* Given exercise *
Repeat each entry in full, exactly.

# Start of Supplied data

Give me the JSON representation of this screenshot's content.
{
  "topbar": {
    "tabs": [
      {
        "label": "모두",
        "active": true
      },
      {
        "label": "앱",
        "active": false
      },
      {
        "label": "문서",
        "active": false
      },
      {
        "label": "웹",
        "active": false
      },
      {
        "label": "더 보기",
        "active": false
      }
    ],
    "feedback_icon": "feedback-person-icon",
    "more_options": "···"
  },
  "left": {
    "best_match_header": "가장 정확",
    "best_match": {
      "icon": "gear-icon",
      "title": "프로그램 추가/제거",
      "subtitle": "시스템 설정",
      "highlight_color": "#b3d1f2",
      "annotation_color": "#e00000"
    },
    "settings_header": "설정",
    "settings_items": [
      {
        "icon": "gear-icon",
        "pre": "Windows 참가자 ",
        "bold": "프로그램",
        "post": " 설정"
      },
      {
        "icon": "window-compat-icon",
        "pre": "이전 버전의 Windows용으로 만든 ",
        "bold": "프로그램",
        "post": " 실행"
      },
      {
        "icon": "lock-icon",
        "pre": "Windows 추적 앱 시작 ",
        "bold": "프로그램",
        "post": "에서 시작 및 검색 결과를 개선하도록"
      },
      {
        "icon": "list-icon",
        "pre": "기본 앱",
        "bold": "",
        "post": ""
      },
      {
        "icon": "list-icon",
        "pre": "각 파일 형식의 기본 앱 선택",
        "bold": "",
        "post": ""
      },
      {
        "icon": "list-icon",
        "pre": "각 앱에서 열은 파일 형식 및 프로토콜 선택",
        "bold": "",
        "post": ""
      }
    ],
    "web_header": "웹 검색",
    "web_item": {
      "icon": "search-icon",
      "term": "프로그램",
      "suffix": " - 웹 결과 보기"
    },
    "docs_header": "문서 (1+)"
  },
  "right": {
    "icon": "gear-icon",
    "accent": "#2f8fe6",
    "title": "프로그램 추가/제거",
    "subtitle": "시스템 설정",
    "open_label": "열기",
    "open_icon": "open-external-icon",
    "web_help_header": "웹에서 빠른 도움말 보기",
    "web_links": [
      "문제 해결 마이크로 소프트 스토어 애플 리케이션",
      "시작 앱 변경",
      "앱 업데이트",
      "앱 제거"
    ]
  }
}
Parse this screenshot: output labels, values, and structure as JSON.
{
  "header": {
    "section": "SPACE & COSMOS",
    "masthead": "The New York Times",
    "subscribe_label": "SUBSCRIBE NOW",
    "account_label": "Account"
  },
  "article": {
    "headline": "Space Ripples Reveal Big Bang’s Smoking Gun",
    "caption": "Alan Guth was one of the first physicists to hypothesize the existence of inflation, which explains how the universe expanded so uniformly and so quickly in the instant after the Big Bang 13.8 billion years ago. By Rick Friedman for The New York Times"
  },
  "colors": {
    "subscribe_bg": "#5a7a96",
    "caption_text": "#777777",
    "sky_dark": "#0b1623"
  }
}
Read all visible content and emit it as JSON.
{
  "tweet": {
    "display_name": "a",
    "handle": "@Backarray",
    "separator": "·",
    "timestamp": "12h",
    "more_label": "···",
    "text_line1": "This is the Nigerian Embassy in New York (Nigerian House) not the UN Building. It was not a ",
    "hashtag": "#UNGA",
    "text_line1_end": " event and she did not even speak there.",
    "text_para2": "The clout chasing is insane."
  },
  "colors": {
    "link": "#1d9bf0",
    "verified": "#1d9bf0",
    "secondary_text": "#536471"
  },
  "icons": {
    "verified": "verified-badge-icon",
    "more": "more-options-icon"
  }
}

# End of Supplied data

* Solution for this exercise *
Give me the JSON representation of this screenshot's content.
{
  "topbar": {
    "tabs": [
      {
        "label": "모두",
        "active": true
      },
      {
        "label": "앱",
        "active": false
      },
      {
        "label": "문서",
        "active": false
      },
      {
        "label": "웹",
        "active": false
      },
      {
        "label": "더 보기",
        "active": false
      }
    ],
    "feedback_icon": "feedback-person-icon",
    "more_options": "···"
  },
  "left": {
    "best_match_header": "가장 정확",
    "best_match": {
      "icon": "gear-icon",
      "title": "프로그램 추가/제거",
      "subtitle": "시스템 설정",
      "highlight_color": "#b3d1f2",
      "annotation_color": "#e00000"
    },
    "settings_header": "설정",
    "settings_items": [
      {
        "icon": "gear-icon",
        "pre": "Windows 참가자 ",
        "bold": "프로그램",
        "post": " 설정"
      },
      {
        "icon": "window-compat-icon",
        "pre": "이전 버전의 Windows용으로 만든 ",
        "bold": "프로그램",
        "post": " 실행"
      },
      {
        "icon": "lock-icon",
        "pre": "Windows 추적 앱 시작 ",
        "bold": "프로그램",
        "post": "에서 시작 및 검색 결과를 개선하도록"
      },
      {
        "icon": "list-icon",
        "pre": "기본 앱",
        "bold": "",
        "post": ""
      },
      {
        "icon": "list-icon",
        "pre": "각 파일 형식의 기본 앱 선택",
        "bold": "",
        "post": ""
      },
      {
        "icon": "list-icon",
        "pre": "각 앱에서 열은 파일 형식 및 프로토콜 선택",
        "bold": "",
        "post": ""
      }
    ],
    "web_header": "웹 검색",
    "web_item": {
      "icon": "search-icon",
      "term": "프로그램",
      "suffix": " - 웹 결과 보기"
    },
    "docs_header": "문서 (1+)"
  },
  "right": {
    "icon": "gear-icon",
    "accent": "#2f8fe6",
    "title": "프로그램 추가/제거",
    "subtitle": "시스템 설정",
    "open_label": "열기",
    "open_icon": "open-external-icon",
    "web_help_header": "웹에서 빠른 도움말 보기",
    "web_links": [
      "문제 해결 마이크로 소프트 스토어 애플 리케이션",
      "시작 앱 변경",
      "앱 업데이트",
      "앱 제거"
    ]
  }
}
Parse this screenshot: output labels, values, and structure as JSON.
{
  "header": {
    "section": "SPACE & COSMOS",
    "masthead": "The New York Times",
    "subscribe_label": "SUBSCRIBE NOW",
    "account_label": "Account"
  },
  "article": {
    "headline": "Space Ripples Reveal Big Bang’s Smoking Gun",
    "caption": "Alan Guth was one of the first physicists to hypothesize the existence of inflation, which explains how the universe expanded so uniformly and so quickly in the instant after the Big Bang 13.8 billion years ago. By Rick Friedman for The New York Times"
  },
  "colors": {
    "subscribe_bg": "#5a7a96",
    "caption_text": "#777777",
    "sky_dark": "#0b1623"
  }
}
Read all visible content and emit it as JSON.
{
  "tweet": {
    "display_name": "a",
    "handle": "@Backarray",
    "separator": "·",
    "timestamp": "12h",
    "more_label": "···",
    "text_line1": "This is the Nigerian Embassy in New York (Nigerian House) not the UN Building. It was not a ",
    "hashtag": "#UNGA",
    "text_line1_end": " event and she did not even speak there.",
    "text_para2": "The clout chasing is insane."
  },
  "colors": {
    "link": "#1d9bf0",
    "verified": "#1d9bf0",
    "secondary_text": "#536471"
  },
  "icons": {
    "verified": "verified-badge-icon",
    "more": "more-options-icon"
  }
}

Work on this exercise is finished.